## Records provided

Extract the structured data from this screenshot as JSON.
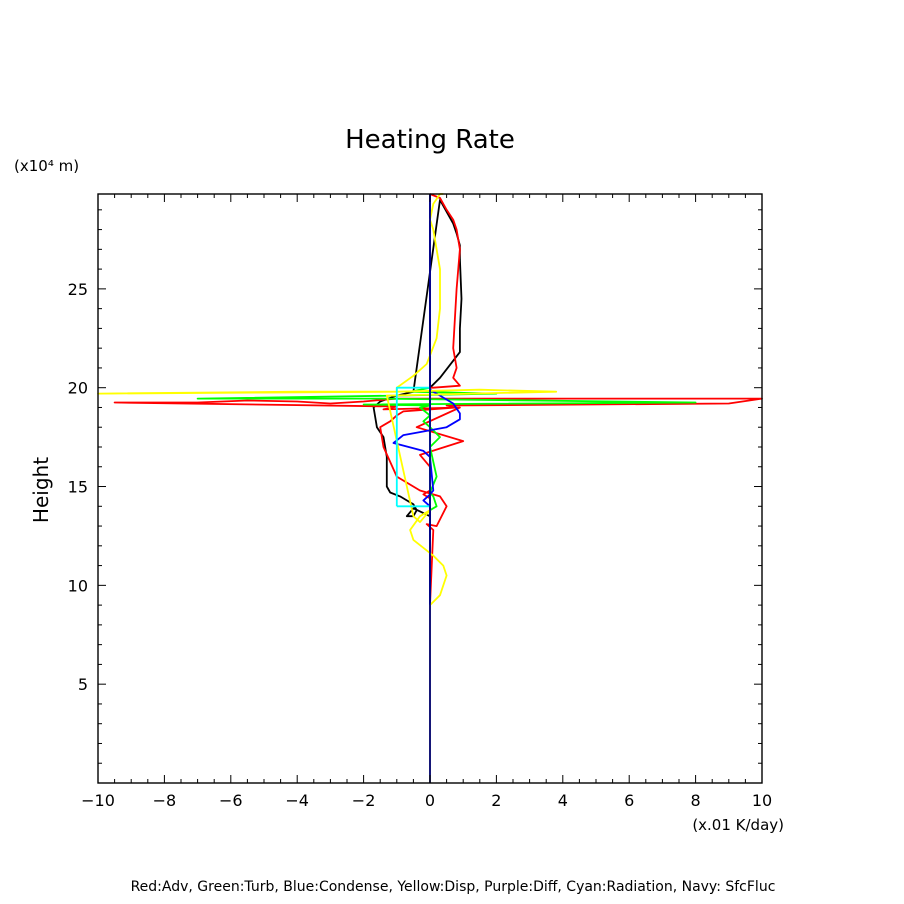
{
  "chart_data": {
    "type": "line",
    "title": "Heating Rate",
    "xlabel": "(x.01 K/day)",
    "ylabel": "Height",
    "y_unit_label": "(x10⁴ m)",
    "legend_text": "Red:Adv, Green:Turb, Blue:Condense, Yellow:Disp, Purple:Diff, Cyan:Radiation, Navy: SfcFluc",
    "xlim": [
      -10,
      10
    ],
    "ylim": [
      0,
      29.8
    ],
    "xticks": [
      -10,
      -8,
      -6,
      -4,
      -2,
      0,
      2,
      4,
      6,
      8,
      10
    ],
    "xtick_labels": [
      "−10",
      "−8",
      "−6",
      "−4",
      "−2",
      "0",
      "2",
      "4",
      "6",
      "8",
      "10"
    ],
    "yticks": [
      5,
      10,
      15,
      20,
      25
    ],
    "ytick_labels": [
      "5",
      "10",
      "15",
      "20",
      "25"
    ],
    "grid": false,
    "series": [
      {
        "color": "#000000",
        "x": [
          0.0,
          0.0,
          0.0,
          0.3,
          0.9,
          0.9,
          0.95,
          0.9,
          0.9,
          0.8,
          0.7,
          0.3,
          -0.5,
          -1.0,
          -1.5,
          -1.7,
          -1.6,
          -1.4,
          -1.3,
          -1.3,
          -1.3,
          -1.2,
          -0.9,
          -0.7,
          -0.5,
          -0.4,
          -0.5,
          -0.7,
          -0.5,
          0.0,
          0.0,
          0.0
        ],
        "y": [
          0.0,
          9.0,
          20.0,
          20.5,
          21.8,
          23.0,
          24.5,
          26.5,
          27.2,
          27.8,
          28.3,
          29.5,
          19.8,
          19.6,
          19.3,
          19.0,
          18.0,
          17.5,
          16.5,
          16.0,
          15.0,
          14.7,
          14.5,
          14.3,
          14.1,
          13.8,
          13.5,
          13.5,
          13.9,
          13.5,
          13.0,
          9.0
        ]
      },
      {
        "color": "#ff0000",
        "x": [
          0.0,
          0.0,
          0.1,
          -0.1,
          0.2,
          0.5,
          0.3,
          -0.3,
          -1.0,
          -1.4,
          -1.5,
          -1.2,
          -1.0,
          -0.8,
          0.8,
          0.5,
          9.0,
          10.0,
          -1.0,
          -2.0,
          -3.0,
          -4.0,
          -5.5,
          -7.0,
          -9.5,
          -1.0,
          -1.4,
          0.9,
          -0.4,
          1.0,
          -0.3,
          0.0,
          0.0,
          -0.2,
          0.0,
          0.0,
          0.1,
          0.9,
          0.7,
          0.8,
          0.7,
          0.8,
          0.9,
          0.8,
          0.7,
          0.5,
          0.3,
          0.0
        ],
        "y": [
          0.0,
          9.0,
          12.8,
          13.1,
          13.0,
          14.0,
          14.5,
          14.8,
          15.5,
          17.0,
          18.0,
          18.3,
          18.6,
          18.8,
          19.0,
          19.1,
          19.2,
          19.45,
          19.45,
          19.3,
          19.2,
          19.3,
          19.35,
          19.25,
          19.25,
          19.05,
          18.9,
          19.0,
          18.0,
          17.3,
          16.6,
          16.0,
          14.8,
          14.6,
          14.4,
          20.0,
          20.0,
          20.1,
          20.5,
          21.0,
          22.0,
          25.0,
          27.0,
          28.0,
          28.5,
          29.0,
          29.6,
          29.8
        ]
      },
      {
        "color": "#00ff00",
        "x": [
          0.0,
          0.0,
          0.2,
          0.1,
          0.0,
          0.2,
          0.0,
          0.3,
          0.0,
          -0.2,
          0.0,
          -0.3,
          0.0,
          -2.0,
          8.0,
          -1.5,
          -7.0,
          -1.0,
          2.0,
          -0.6,
          0.0
        ],
        "y": [
          0.0,
          13.8,
          14.0,
          14.5,
          14.7,
          15.5,
          17.0,
          17.5,
          18.0,
          18.3,
          18.6,
          19.0,
          19.1,
          19.15,
          19.25,
          19.45,
          19.45,
          19.6,
          19.7,
          19.8,
          20.0
        ]
      },
      {
        "color": "#0000ff",
        "x": [
          0.0,
          0.0,
          -0.2,
          0.0,
          0.1,
          0.0,
          -0.2,
          -1.1,
          -0.8,
          0.5,
          0.9,
          0.9,
          0.7,
          0.3,
          0.0,
          0.0,
          0.0
        ],
        "y": [
          0.0,
          14.0,
          14.3,
          14.6,
          14.8,
          16.5,
          16.8,
          17.2,
          17.6,
          18.0,
          18.4,
          18.7,
          19.2,
          19.6,
          19.9,
          20.1,
          29.8
        ]
      },
      {
        "color": "#ffff00",
        "x": [
          0.0,
          0.0,
          0.3,
          0.5,
          0.4,
          0.1,
          -0.5,
          -0.6,
          -0.3,
          0.0,
          -0.3,
          -0.5,
          -1.3,
          3.8,
          1.5,
          -1.0,
          -4.0,
          -10.0,
          -5.0,
          -1.0,
          -1.0,
          -0.5,
          -0.1,
          0.2,
          0.3,
          0.3,
          0.2,
          0.1,
          0.0,
          0.1,
          0.3,
          0.4
        ],
        "y": [
          0.0,
          9.0,
          9.5,
          10.5,
          11.0,
          11.5,
          12.3,
          12.8,
          13.5,
          13.8,
          13.2,
          13.5,
          19.6,
          19.8,
          19.9,
          19.8,
          19.8,
          19.7,
          19.75,
          19.8,
          20.0,
          20.6,
          21.2,
          22.5,
          24.0,
          26.0,
          27.0,
          28.0,
          28.5,
          29.3,
          29.8,
          29.8
        ]
      },
      {
        "color": "#00ffff",
        "x": [
          -1.0,
          -1.0,
          0.0,
          0.0,
          -1.0
        ],
        "y": [
          14.0,
          20.0,
          20.0,
          14.0,
          14.0
        ]
      },
      {
        "color": "#000080",
        "x": [
          0.0,
          0.0
        ],
        "y": [
          0.0,
          29.8
        ]
      }
    ]
  }
}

## Set problem
Drop the pictures and reproduce the rest of the entries above exactly.

## Task response
Extract the structured data from this screenshot as JSON.
{
  "chart_data": {
    "type": "line",
    "title": "Heating Rate",
    "xlabel": "(x.01 K/day)",
    "ylabel": "Height",
    "y_unit_label": "(x10⁴ m)",
    "legend_text": "Red:Adv, Green:Turb, Blue:Condense, Yellow:Disp, Purple:Diff, Cyan:Radiation, Navy: SfcFluc",
    "xlim": [
      -10,
      10
    ],
    "ylim": [
      0,
      29.8
    ],
    "xticks": [
      -10,
      -8,
      -6,
      -4,
      -2,
      0,
      2,
      4,
      6,
      8,
      10
    ],
    "xtick_labels": [
      "−10",
      "−8",
      "−6",
      "−4",
      "−2",
      "0",
      "2",
      "4",
      "6",
      "8",
      "10"
    ],
    "yticks": [
      5,
      10,
      15,
      20,
      25
    ],
    "ytick_labels": [
      "5",
      "10",
      "15",
      "20",
      "25"
    ],
    "grid": false,
    "series": [
      {
        "color": "#000000",
        "x": [
          0.0,
          0.0,
          0.0,
          0.3,
          0.9,
          0.9,
          0.95,
          0.9,
          0.9,
          0.8,
          0.7,
          0.3,
          -0.5,
          -1.0,
          -1.5,
          -1.7,
          -1.6,
          -1.4,
          -1.3,
          -1.3,
          -1.3,
          -1.2,
          -0.9,
          -0.7,
          -0.5,
          -0.4,
          -0.5,
          -0.7,
          -0.5,
          0.0,
          0.0,
          0.0
        ],
        "y": [
          0.0,
          9.0,
          20.0,
          20.5,
          21.8,
          23.0,
          24.5,
          26.5,
          27.2,
          27.8,
          28.3,
          29.5,
          19.8,
          19.6,
          19.3,
          19.0,
          18.0,
          17.5,
          16.5,
          16.0,
          15.0,
          14.7,
          14.5,
          14.3,
          14.1,
          13.8,
          13.5,
          13.5,
          13.9,
          13.5,
          13.0,
          9.0
        ]
      },
      {
        "color": "#ff0000",
        "x": [
          0.0,
          0.0,
          0.1,
          -0.1,
          0.2,
          0.5,
          0.3,
          -0.3,
          -1.0,
          -1.4,
          -1.5,
          -1.2,
          -1.0,
          -0.8,
          0.8,
          0.5,
          9.0,
          10.0,
          -1.0,
          -2.0,
          -3.0,
          -4.0,
          -5.5,
          -7.0,
          -9.5,
          -1.0,
          -1.4,
          0.9,
          -0.4,
          1.0,
          -0.3,
          0.0,
          0.0,
          -0.2,
          0.0,
          0.0,
          0.1,
          0.9,
          0.7,
          0.8,
          0.7,
          0.8,
          0.9,
          0.8,
          0.7,
          0.5,
          0.3,
          0.0
        ],
        "y": [
          0.0,
          9.0,
          12.8,
          13.1,
          13.0,
          14.0,
          14.5,
          14.8,
          15.5,
          17.0,
          18.0,
          18.3,
          18.6,
          18.8,
          19.0,
          19.1,
          19.2,
          19.45,
          19.45,
          19.3,
          19.2,
          19.3,
          19.35,
          19.25,
          19.25,
          19.05,
          18.9,
          19.0,
          18.0,
          17.3,
          16.6,
          16.0,
          14.8,
          14.6,
          14.4,
          20.0,
          20.0,
          20.1,
          20.5,
          21.0,
          22.0,
          25.0,
          27.0,
          28.0,
          28.5,
          29.0,
          29.6,
          29.8
        ]
      },
      {
        "color": "#00ff00",
        "x": [
          0.0,
          0.0,
          0.2,
          0.1,
          0.0,
          0.2,
          0.0,
          0.3,
          0.0,
          -0.2,
          0.0,
          -0.3,
          0.0,
          -2.0,
          8.0,
          -1.5,
          -7.0,
          -1.0,
          2.0,
          -0.6,
          0.0
        ],
        "y": [
          0.0,
          13.8,
          14.0,
          14.5,
          14.7,
          15.5,
          17.0,
          17.5,
          18.0,
          18.3,
          18.6,
          19.0,
          19.1,
          19.15,
          19.25,
          19.45,
          19.45,
          19.6,
          19.7,
          19.8,
          20.0
        ]
      },
      {
        "color": "#0000ff",
        "x": [
          0.0,
          0.0,
          -0.2,
          0.0,
          0.1,
          0.0,
          -0.2,
          -1.1,
          -0.8,
          0.5,
          0.9,
          0.9,
          0.7,
          0.3,
          0.0,
          0.0,
          0.0
        ],
        "y": [
          0.0,
          14.0,
          14.3,
          14.6,
          14.8,
          16.5,
          16.8,
          17.2,
          17.6,
          18.0,
          18.4,
          18.7,
          19.2,
          19.6,
          19.9,
          20.1,
          29.8
        ]
      },
      {
        "color": "#ffff00",
        "x": [
          0.0,
          0.0,
          0.3,
          0.5,
          0.4,
          0.1,
          -0.5,
          -0.6,
          -0.3,
          0.0,
          -0.3,
          -0.5,
          -1.3,
          3.8,
          1.5,
          -1.0,
          -4.0,
          -10.0,
          -5.0,
          -1.0,
          -1.0,
          -0.5,
          -0.1,
          0.2,
          0.3,
          0.3,
          0.2,
          0.1,
          0.0,
          0.1,
          0.3,
          0.4
        ],
        "y": [
          0.0,
          9.0,
          9.5,
          10.5,
          11.0,
          11.5,
          12.3,
          12.8,
          13.5,
          13.8,
          13.2,
          13.5,
          19.6,
          19.8,
          19.9,
          19.8,
          19.8,
          19.7,
          19.75,
          19.8,
          20.0,
          20.6,
          21.2,
          22.5,
          24.0,
          26.0,
          27.0,
          28.0,
          28.5,
          29.3,
          29.8,
          29.8
        ]
      },
      {
        "color": "#00ffff",
        "x": [
          -1.0,
          -1.0,
          0.0,
          0.0,
          -1.0
        ],
        "y": [
          14.0,
          20.0,
          20.0,
          14.0,
          14.0
        ]
      },
      {
        "color": "#000080",
        "x": [
          0.0,
          0.0
        ],
        "y": [
          0.0,
          29.8
        ]
      }
    ]
  }
}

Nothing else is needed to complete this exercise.